▸ Given request
Quote every line below exactly as it reads.

>> Begin

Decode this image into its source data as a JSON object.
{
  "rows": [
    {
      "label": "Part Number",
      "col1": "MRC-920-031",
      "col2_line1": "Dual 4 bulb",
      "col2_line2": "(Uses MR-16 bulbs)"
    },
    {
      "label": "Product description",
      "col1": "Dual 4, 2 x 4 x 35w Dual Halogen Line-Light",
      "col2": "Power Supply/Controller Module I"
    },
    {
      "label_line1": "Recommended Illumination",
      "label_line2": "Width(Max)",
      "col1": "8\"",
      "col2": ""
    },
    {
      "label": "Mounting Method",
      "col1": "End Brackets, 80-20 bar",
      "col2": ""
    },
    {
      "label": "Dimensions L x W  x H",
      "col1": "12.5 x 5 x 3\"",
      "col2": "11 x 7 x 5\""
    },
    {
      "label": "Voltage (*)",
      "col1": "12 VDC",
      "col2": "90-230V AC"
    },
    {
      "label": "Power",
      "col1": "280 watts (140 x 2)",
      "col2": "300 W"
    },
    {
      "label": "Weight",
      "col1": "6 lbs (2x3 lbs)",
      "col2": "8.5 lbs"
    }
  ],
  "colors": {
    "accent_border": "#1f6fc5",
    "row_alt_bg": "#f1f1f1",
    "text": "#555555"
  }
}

>> End

▸ Response below
Decode this image into its source data as a JSON object.
{
  "rows": [
    {
      "label": "Part Number",
      "col1": "MRC-920-031",
      "col2_line1": "Dual 4 bulb",
      "col2_line2": "(Uses MR-16 bulbs)"
    },
    {
      "label": "Product description",
      "col1": "Dual 4, 2 x 4 x 35w Dual Halogen Line-Light",
      "col2": "Power Supply/Controller Module I"
    },
    {
      "label_line1": "Recommended Illumination",
      "label_line2": "Width(Max)",
      "col1": "8\"",
      "col2": ""
    },
    {
      "label": "Mounting Method",
      "col1": "End Brackets, 80-20 bar",
      "col2": ""
    },
    {
      "label": "Dimensions L x W  x H",
      "col1": "12.5 x 5 x 3\"",
      "col2": "11 x 7 x 5\""
    },
    {
      "label": "Voltage (*)",
      "col1": "12 VDC",
      "col2": "90-230V AC"
    },
    {
      "label": "Power",
      "col1": "280 watts (140 x 2)",
      "col2": "300 W"
    },
    {
      "label": "Weight",
      "col1": "6 lbs (2x3 lbs)",
      "col2": "8.5 lbs"
    }
  ],
  "colors": {
    "accent_border": "#1f6fc5",
    "row_alt_bg": "#f1f1f1",
    "text": "#555555"
  }
}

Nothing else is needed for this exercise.